◆ **WHAT TO WORK ON**
Copy nothing but the text: repeat each entry exactly and drop the images.

[Saved entries]
+===+
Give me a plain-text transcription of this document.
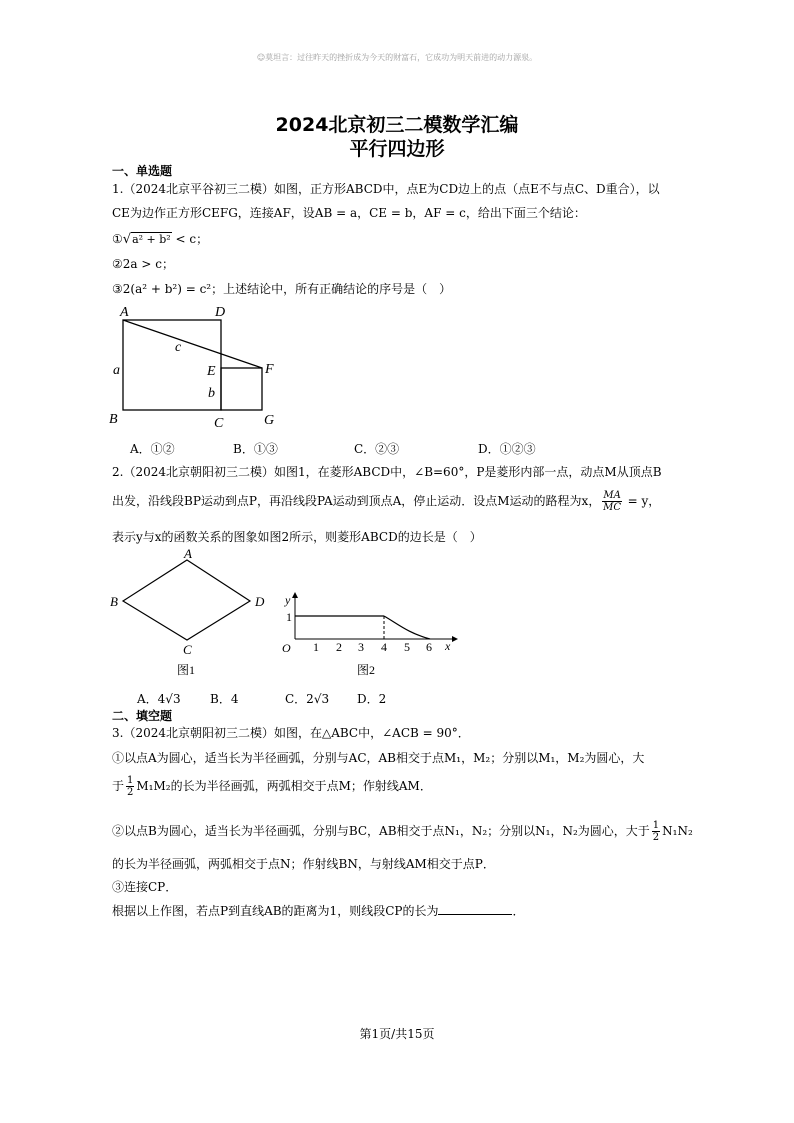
☺莫坦言：过往昨天的挫折成为今天的财富石，它成功为明天前进的动力源泉。
2024北京初三二模数学汇编
平行四边形
一、单选题
1.（2024北京平谷初三二模）如图，正方形ABCD中，点E为CD边上的点（点E不与点C、D重合），以
CE为边作正方形CEFG，连接AF，设AB = a，CE = b，AF = c，给出下面三个结论：
①√a² + b² < c；
②2a > c；
③2(a² + b²) = c²；上述结论中，所有正确结论的序号是（　）
A	D
B	C
E	F
G
a
b
c
A．①②	B．①③	C．②③	D．①②③
2.（2024北京朝阳初三二模）如图1，在菱形ABCD中，∠B=60°，P是菱形内部一点，动点M从顶点B
出发，沿线段BP运动到点P，再沿线段PA运动到顶点A，停止运动．设点M运动的路程为x， $\frac{MA}{MC} = y$，
表示y与x的函数关系的图象如图2所示，则菱形ABCD的边长是（　）
A
B
C
D
图1
y
x
O
1
1 2 3 4 5 6
图2
A．4√3 B．4	C．2√3 D．2
二、填空题
3.（2024北京朝阳初三二模）如图，在△ABC中，∠ACB = 90°．
①以点A为圆心，适当长为半径画弧，分别与AC，AB相交于点M₁，M₂；分别以M₁，M₂为圆心，大
于 $\frac{1}{2} M_1M_2$的长为半径画弧，两弧相交于点M；作射线AM．
②以点B为圆心，适当长为半径画弧，分别与BC，AB相交于点N₁，N₂；分别以N₁，N₂为圆心，大于 $\frac{1}{2} N_1N_2$
的长为半径画弧，两弧相交于点N；作射线BN，与射线AM相交于点P．
③连接CP．
根据以上作图，若点P到直线AB的距离为1，则线段CP的长为	．
第1页/共15页
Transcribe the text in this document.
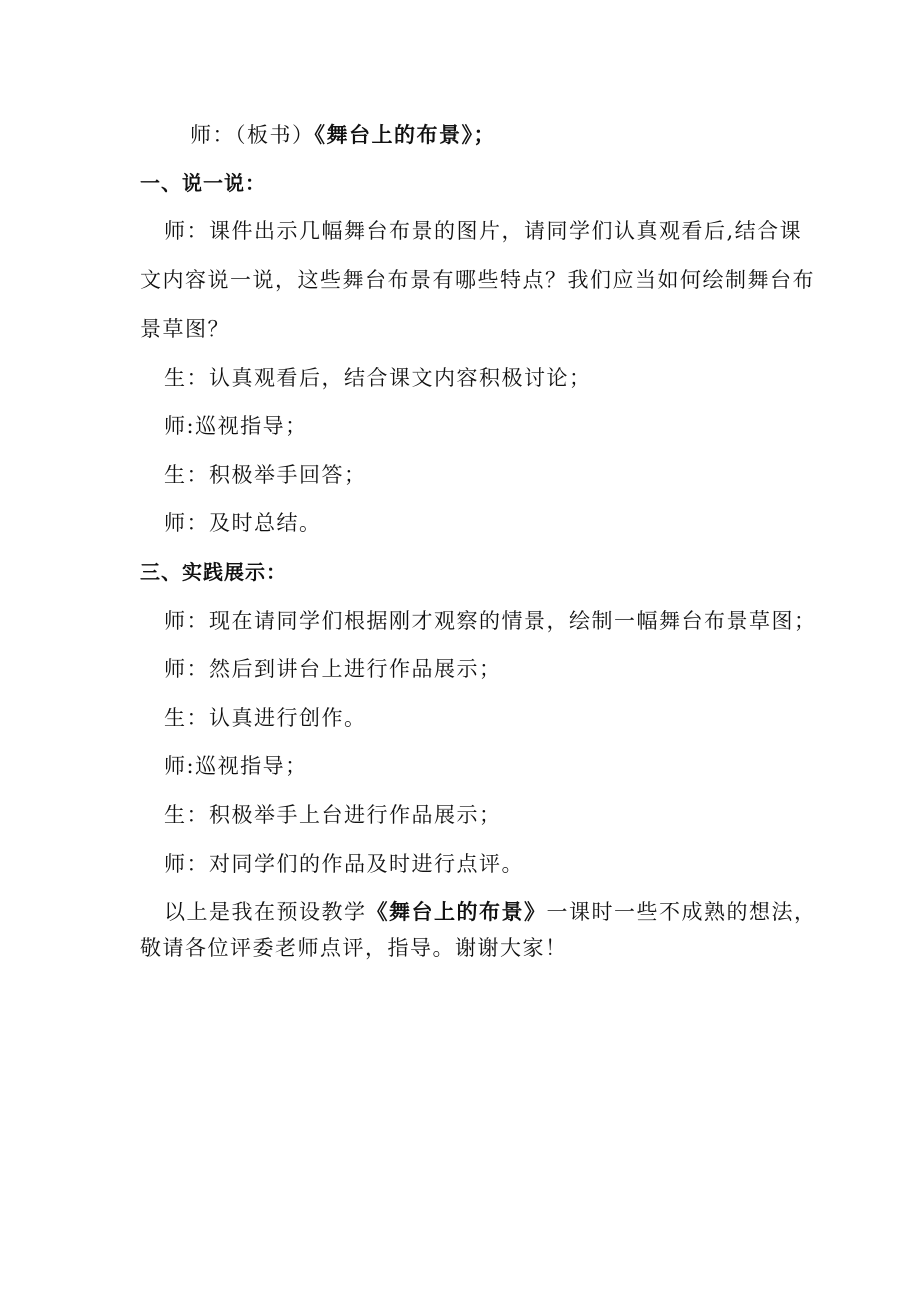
师：（板书）《舞台上的布景》；
一、说一说：
师：课件出示几幅舞台布景的图片，请同学们认真观看后,结合课
文内容说一说，这些舞台布景有哪些特点？我们应当如何绘制舞台布
景草图？
生：认真观看后，结合课文内容积极讨论；
师:巡视指导；
生：积极举手回答；
师：及时总结。
三、实践展示：
师：现在请同学们根据刚才观察的情景，绘制一幅舞台布景草图；
师：然后到讲台上进行作品展示；
生：认真进行创作。
师:巡视指导；
生：积极举手上台进行作品展示；
师：对同学们的作品及时进行点评。
以上是我在预设教学《舞台上的布景》一课时一些不成熟的想法，
敬请各位评委老师点评，指导。谢谢大家！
+===+
◆ **TASK RESPONSE**
Give me a plain-text transcription of this document.
☺莫坦言：过往昨天的挫折成为今天的财富石，它成功为明天前进的动力源泉。
2024北京初三二模数学汇编
平行四边形
一、单选题
1.（2024北京平谷初三二模）如图，正方形ABCD中，点E为CD边上的点（点E不与点C、D重合），以
CE为边作正方形CEFG，连接AF，设AB = a，CE = b，AF = c，给出下面三个结论：
①√a² + b² < c；
②2a > c；
③2(a² + b²) = c²；上述结论中，所有正确结论的序号是（　）
A	D
B	C
E	F
G
a
b
c
A．①②	B．①③	C．②③	D．①②③
2.（2024北京朝阳初三二模）如图1，在菱形ABCD中，∠B=60°，P是菱形内部一点，动点M从顶点B
出发，沿线段BP运动到点P，再沿线段PA运动到顶点A，停止运动．设点M运动的路程为x， $\frac{MA}{MC} = y$，
表示y与x的函数关系的图象如图2所示，则菱形ABCD的边长是（　）
A
B
C
D
图1
y
x
O
1
1 2 3 4 5 6
图2
A．4√3 B．4	C．2√3 D．2
二、填空题
3.（2024北京朝阳初三二模）如图，在△ABC中，∠ACB = 90°．
①以点A为圆心，适当长为半径画弧，分别与AC，AB相交于点M₁，M₂；分别以M₁，M₂为圆心，大
于 $\frac{1}{2} M_1M_2$的长为半径画弧，两弧相交于点M；作射线AM．
②以点B为圆心，适当长为半径画弧，分别与BC，AB相交于点N₁，N₂；分别以N₁，N₂为圆心，大于 $\frac{1}{2} N_1N_2$
的长为半径画弧，两弧相交于点N；作射线BN，与射线AM相交于点P．
③连接CP．
根据以上作图，若点P到直线AB的距离为1，则线段CP的长为	．
第1页/共15页
Transcribe the text in this document.
师：（板书）《舞台上的布景》；
一、说一说：
师：课件出示几幅舞台布景的图片，请同学们认真观看后,结合课
文内容说一说，这些舞台布景有哪些特点？我们应当如何绘制舞台布
景草图？
生：认真观看后，结合课文内容积极讨论；
师:巡视指导；
生：积极举手回答；
师：及时总结。
三、实践展示：
师：现在请同学们根据刚才观察的情景，绘制一幅舞台布景草图；
师：然后到讲台上进行作品展示；
生：认真进行创作。
师:巡视指导；
生：积极举手上台进行作品展示；
师：对同学们的作品及时进行点评。
以上是我在预设教学《舞台上的布景》一课时一些不成熟的想法，
敬请各位评委老师点评，指导。谢谢大家！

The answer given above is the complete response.